- **Aim of the task**
Give the listing again exactly, omitting its images.

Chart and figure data

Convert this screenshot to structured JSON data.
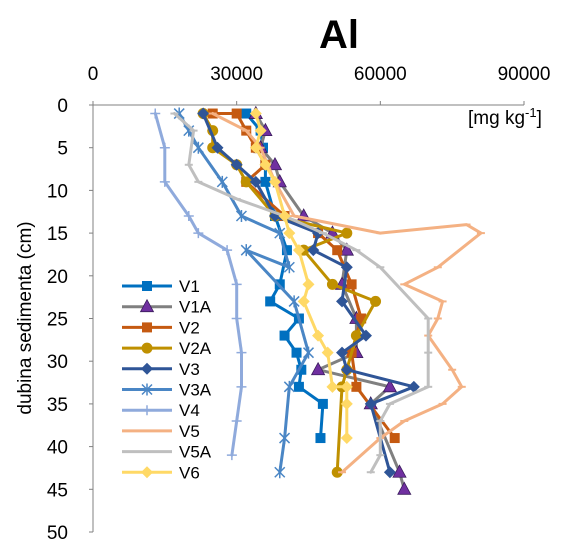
{
  "chart_data": {
    "type": "line",
    "title": "Al",
    "xlabel": "",
    "ylabel": "dubina sedimenta (cm)",
    "unit": "[mg kg-1]",
    "unit_base": "[mg kg",
    "unit_exp": "-1",
    "unit_close": "]",
    "xlim": [
      0,
      90000
    ],
    "ylim": [
      0,
      50
    ],
    "x_axis_position": "top",
    "y_axis_reversed": true,
    "grid": false,
    "legend_position": "bottom-left",
    "x_ticks": [
      0,
      30000,
      60000,
      90000
    ],
    "x_tick_labels": [
      "0",
      "30000",
      "60000",
      "90000"
    ],
    "y_ticks": [
      0,
      5,
      10,
      15,
      20,
      25,
      30,
      35,
      40,
      45,
      50
    ],
    "y_tick_labels": [
      "0",
      "5",
      "10",
      "15",
      "20",
      "25",
      "30",
      "35",
      "40",
      "45",
      "50"
    ],
    "series": [
      {
        "name": "V1",
        "color": "#0070C0",
        "marker": "square",
        "points": [
          [
            32000,
            1
          ],
          [
            35000,
            3
          ],
          [
            35500,
            5
          ],
          [
            36000,
            7
          ],
          [
            36000,
            9
          ],
          [
            38000,
            13
          ],
          [
            40500,
            17
          ],
          [
            39000,
            21
          ],
          [
            37000,
            23
          ],
          [
            43000,
            25
          ],
          [
            40000,
            27
          ],
          [
            42500,
            29
          ],
          [
            43500,
            31
          ],
          [
            43000,
            33
          ],
          [
            48000,
            35
          ],
          [
            47500,
            39
          ]
        ]
      },
      {
        "name": "V1A",
        "color": "#808080",
        "marker": "triangle",
        "points": [
          [
            34000,
            1
          ],
          [
            36000,
            3
          ],
          [
            35000,
            5
          ],
          [
            38000,
            7
          ],
          [
            39000,
            9
          ],
          [
            44000,
            13
          ],
          [
            50000,
            15
          ],
          [
            53000,
            17
          ],
          [
            52000,
            21
          ],
          [
            55000,
            25
          ],
          [
            55000,
            29
          ],
          [
            47000,
            31
          ],
          [
            62000,
            33
          ],
          [
            58000,
            35
          ],
          [
            64000,
            43
          ],
          [
            65000,
            45
          ]
        ]
      },
      {
        "name": "V2",
        "color": "#C55A11",
        "marker": "square",
        "points": [
          [
            25000,
            1
          ],
          [
            30000,
            1
          ],
          [
            32000,
            3
          ],
          [
            34000,
            5
          ],
          [
            36000,
            7
          ],
          [
            32000,
            9
          ],
          [
            40000,
            13
          ],
          [
            47000,
            15
          ],
          [
            51000,
            17
          ],
          [
            54000,
            21
          ],
          [
            56000,
            25
          ],
          [
            54000,
            29
          ],
          [
            55000,
            33
          ],
          [
            63000,
            39
          ]
        ]
      },
      {
        "name": "V2A",
        "color": "#BF9000",
        "marker": "circle",
        "points": [
          [
            23000,
            1
          ],
          [
            25000,
            3
          ],
          [
            25000,
            5
          ],
          [
            30000,
            7
          ],
          [
            32000,
            9
          ],
          [
            38000,
            13
          ],
          [
            53000,
            15
          ],
          [
            44000,
            17
          ],
          [
            50000,
            21
          ],
          [
            59000,
            23
          ],
          [
            55000,
            27
          ],
          [
            53000,
            31
          ],
          [
            52000,
            33
          ],
          [
            51000,
            43
          ]
        ]
      },
      {
        "name": "V3",
        "color": "#2F5597",
        "marker": "diamond",
        "points": [
          [
            23000,
            1
          ],
          [
            26000,
            5
          ],
          [
            30000,
            7
          ],
          [
            34000,
            9
          ],
          [
            38000,
            13
          ],
          [
            47000,
            15
          ],
          [
            46000,
            17
          ],
          [
            53000,
            19
          ],
          [
            52000,
            23
          ],
          [
            57000,
            27
          ],
          [
            52000,
            29
          ],
          [
            53000,
            31
          ],
          [
            67000,
            33
          ],
          [
            58000,
            35
          ],
          [
            62000,
            43
          ]
        ]
      },
      {
        "name": "V3A",
        "color": "#4A86C5",
        "marker": "star",
        "points": [
          [
            18000,
            1
          ],
          [
            20000,
            3
          ],
          [
            22000,
            5
          ],
          [
            27000,
            9
          ],
          [
            31000,
            13
          ],
          [
            39000,
            15
          ],
          [
            41000,
            19
          ],
          [
            32000,
            17
          ],
          [
            42000,
            23
          ],
          [
            45000,
            29
          ],
          [
            41000,
            33
          ],
          [
            40000,
            39
          ],
          [
            39000,
            43
          ]
        ]
      },
      {
        "name": "V4",
        "color": "#8FAADC",
        "marker": "plus",
        "points": [
          [
            13000,
            1
          ],
          [
            15000,
            5
          ],
          [
            15000,
            9
          ],
          [
            20000,
            13
          ],
          [
            22000,
            15
          ],
          [
            28000,
            17
          ],
          [
            30000,
            21
          ],
          [
            30000,
            25
          ],
          [
            31000,
            29
          ],
          [
            31000,
            33
          ],
          [
            30000,
            37
          ],
          [
            29000,
            41
          ]
        ]
      },
      {
        "name": "V5",
        "color": "#F4B183",
        "marker": "dash",
        "points": [
          [
            25000,
            1
          ],
          [
            32000,
            3
          ],
          [
            35000,
            5
          ],
          [
            38000,
            9
          ],
          [
            42000,
            13
          ],
          [
            60000,
            15
          ],
          [
            78000,
            14
          ],
          [
            81000,
            15
          ],
          [
            72000,
            19
          ],
          [
            65000,
            21
          ],
          [
            73000,
            23
          ],
          [
            72000,
            25
          ],
          [
            70000,
            27
          ],
          [
            75000,
            31
          ],
          [
            77000,
            33
          ],
          [
            73000,
            35
          ],
          [
            65000,
            37
          ],
          [
            60000,
            39
          ],
          [
            52000,
            43
          ]
        ]
      },
      {
        "name": "V5A",
        "color": "#BFBFBF",
        "marker": "dash",
        "points": [
          [
            17000,
            1
          ],
          [
            21000,
            3
          ],
          [
            20000,
            7
          ],
          [
            22000,
            9
          ],
          [
            30000,
            11
          ],
          [
            40000,
            13
          ],
          [
            48000,
            15
          ],
          [
            55000,
            17
          ],
          [
            60000,
            19
          ],
          [
            70000,
            25
          ],
          [
            70000,
            29
          ],
          [
            70000,
            33
          ],
          [
            62000,
            35
          ],
          [
            60000,
            37
          ],
          [
            60000,
            41
          ],
          [
            58000,
            43
          ]
        ]
      },
      {
        "name": "V6",
        "color": "#FFD966",
        "marker": "diamond",
        "points": [
          [
            34000,
            1
          ],
          [
            35000,
            3
          ],
          [
            34000,
            5
          ],
          [
            36000,
            7
          ],
          [
            38000,
            9
          ],
          [
            40000,
            13
          ],
          [
            41000,
            15
          ],
          [
            43000,
            17
          ],
          [
            45000,
            21
          ],
          [
            44000,
            23
          ],
          [
            47000,
            27
          ],
          [
            49000,
            29
          ],
          [
            50000,
            33
          ],
          [
            53000,
            33
          ],
          [
            53000,
            35
          ],
          [
            53000,
            39
          ]
        ]
      }
    ]
  }
}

- **The response**
Convert this screenshot to structured JSON data.
{
  "chart_data": {
    "type": "line",
    "title": "Al",
    "xlabel": "",
    "ylabel": "dubina sedimenta (cm)",
    "unit": "[mg kg-1]",
    "unit_base": "[mg kg",
    "unit_exp": "-1",
    "unit_close": "]",
    "xlim": [
      0,
      90000
    ],
    "ylim": [
      0,
      50
    ],
    "x_axis_position": "top",
    "y_axis_reversed": true,
    "grid": false,
    "legend_position": "bottom-left",
    "x_ticks": [
      0,
      30000,
      60000,
      90000
    ],
    "x_tick_labels": [
      "0",
      "30000",
      "60000",
      "90000"
    ],
    "y_ticks": [
      0,
      5,
      10,
      15,
      20,
      25,
      30,
      35,
      40,
      45,
      50
    ],
    "y_tick_labels": [
      "0",
      "5",
      "10",
      "15",
      "20",
      "25",
      "30",
      "35",
      "40",
      "45",
      "50"
    ],
    "series": [
      {
        "name": "V1",
        "color": "#0070C0",
        "marker": "square",
        "points": [
          [
            32000,
            1
          ],
          [
            35000,
            3
          ],
          [
            35500,
            5
          ],
          [
            36000,
            7
          ],
          [
            36000,
            9
          ],
          [
            38000,
            13
          ],
          [
            40500,
            17
          ],
          [
            39000,
            21
          ],
          [
            37000,
            23
          ],
          [
            43000,
            25
          ],
          [
            40000,
            27
          ],
          [
            42500,
            29
          ],
          [
            43500,
            31
          ],
          [
            43000,
            33
          ],
          [
            48000,
            35
          ],
          [
            47500,
            39
          ]
        ]
      },
      {
        "name": "V1A",
        "color": "#808080",
        "marker": "triangle",
        "points": [
          [
            34000,
            1
          ],
          [
            36000,
            3
          ],
          [
            35000,
            5
          ],
          [
            38000,
            7
          ],
          [
            39000,
            9
          ],
          [
            44000,
            13
          ],
          [
            50000,
            15
          ],
          [
            53000,
            17
          ],
          [
            52000,
            21
          ],
          [
            55000,
            25
          ],
          [
            55000,
            29
          ],
          [
            47000,
            31
          ],
          [
            62000,
            33
          ],
          [
            58000,
            35
          ],
          [
            64000,
            43
          ],
          [
            65000,
            45
          ]
        ]
      },
      {
        "name": "V2",
        "color": "#C55A11",
        "marker": "square",
        "points": [
          [
            25000,
            1
          ],
          [
            30000,
            1
          ],
          [
            32000,
            3
          ],
          [
            34000,
            5
          ],
          [
            36000,
            7
          ],
          [
            32000,
            9
          ],
          [
            40000,
            13
          ],
          [
            47000,
            15
          ],
          [
            51000,
            17
          ],
          [
            54000,
            21
          ],
          [
            56000,
            25
          ],
          [
            54000,
            29
          ],
          [
            55000,
            33
          ],
          [
            63000,
            39
          ]
        ]
      },
      {
        "name": "V2A",
        "color": "#BF9000",
        "marker": "circle",
        "points": [
          [
            23000,
            1
          ],
          [
            25000,
            3
          ],
          [
            25000,
            5
          ],
          [
            30000,
            7
          ],
          [
            32000,
            9
          ],
          [
            38000,
            13
          ],
          [
            53000,
            15
          ],
          [
            44000,
            17
          ],
          [
            50000,
            21
          ],
          [
            59000,
            23
          ],
          [
            55000,
            27
          ],
          [
            53000,
            31
          ],
          [
            52000,
            33
          ],
          [
            51000,
            43
          ]
        ]
      },
      {
        "name": "V3",
        "color": "#2F5597",
        "marker": "diamond",
        "points": [
          [
            23000,
            1
          ],
          [
            26000,
            5
          ],
          [
            30000,
            7
          ],
          [
            34000,
            9
          ],
          [
            38000,
            13
          ],
          [
            47000,
            15
          ],
          [
            46000,
            17
          ],
          [
            53000,
            19
          ],
          [
            52000,
            23
          ],
          [
            57000,
            27
          ],
          [
            52000,
            29
          ],
          [
            53000,
            31
          ],
          [
            67000,
            33
          ],
          [
            58000,
            35
          ],
          [
            62000,
            43
          ]
        ]
      },
      {
        "name": "V3A",
        "color": "#4A86C5",
        "marker": "star",
        "points": [
          [
            18000,
            1
          ],
          [
            20000,
            3
          ],
          [
            22000,
            5
          ],
          [
            27000,
            9
          ],
          [
            31000,
            13
          ],
          [
            39000,
            15
          ],
          [
            41000,
            19
          ],
          [
            32000,
            17
          ],
          [
            42000,
            23
          ],
          [
            45000,
            29
          ],
          [
            41000,
            33
          ],
          [
            40000,
            39
          ],
          [
            39000,
            43
          ]
        ]
      },
      {
        "name": "V4",
        "color": "#8FAADC",
        "marker": "plus",
        "points": [
          [
            13000,
            1
          ],
          [
            15000,
            5
          ],
          [
            15000,
            9
          ],
          [
            20000,
            13
          ],
          [
            22000,
            15
          ],
          [
            28000,
            17
          ],
          [
            30000,
            21
          ],
          [
            30000,
            25
          ],
          [
            31000,
            29
          ],
          [
            31000,
            33
          ],
          [
            30000,
            37
          ],
          [
            29000,
            41
          ]
        ]
      },
      {
        "name": "V5",
        "color": "#F4B183",
        "marker": "dash",
        "points": [
          [
            25000,
            1
          ],
          [
            32000,
            3
          ],
          [
            35000,
            5
          ],
          [
            38000,
            9
          ],
          [
            42000,
            13
          ],
          [
            60000,
            15
          ],
          [
            78000,
            14
          ],
          [
            81000,
            15
          ],
          [
            72000,
            19
          ],
          [
            65000,
            21
          ],
          [
            73000,
            23
          ],
          [
            72000,
            25
          ],
          [
            70000,
            27
          ],
          [
            75000,
            31
          ],
          [
            77000,
            33
          ],
          [
            73000,
            35
          ],
          [
            65000,
            37
          ],
          [
            60000,
            39
          ],
          [
            52000,
            43
          ]
        ]
      },
      {
        "name": "V5A",
        "color": "#BFBFBF",
        "marker": "dash",
        "points": [
          [
            17000,
            1
          ],
          [
            21000,
            3
          ],
          [
            20000,
            7
          ],
          [
            22000,
            9
          ],
          [
            30000,
            11
          ],
          [
            40000,
            13
          ],
          [
            48000,
            15
          ],
          [
            55000,
            17
          ],
          [
            60000,
            19
          ],
          [
            70000,
            25
          ],
          [
            70000,
            29
          ],
          [
            70000,
            33
          ],
          [
            62000,
            35
          ],
          [
            60000,
            37
          ],
          [
            60000,
            41
          ],
          [
            58000,
            43
          ]
        ]
      },
      {
        "name": "V6",
        "color": "#FFD966",
        "marker": "diamond",
        "points": [
          [
            34000,
            1
          ],
          [
            35000,
            3
          ],
          [
            34000,
            5
          ],
          [
            36000,
            7
          ],
          [
            38000,
            9
          ],
          [
            40000,
            13
          ],
          [
            41000,
            15
          ],
          [
            43000,
            17
          ],
          [
            45000,
            21
          ],
          [
            44000,
            23
          ],
          [
            47000,
            27
          ],
          [
            49000,
            29
          ],
          [
            50000,
            33
          ],
          [
            53000,
            33
          ],
          [
            53000,
            35
          ],
          [
            53000,
            39
          ]
        ]
      }
    ]
  }
}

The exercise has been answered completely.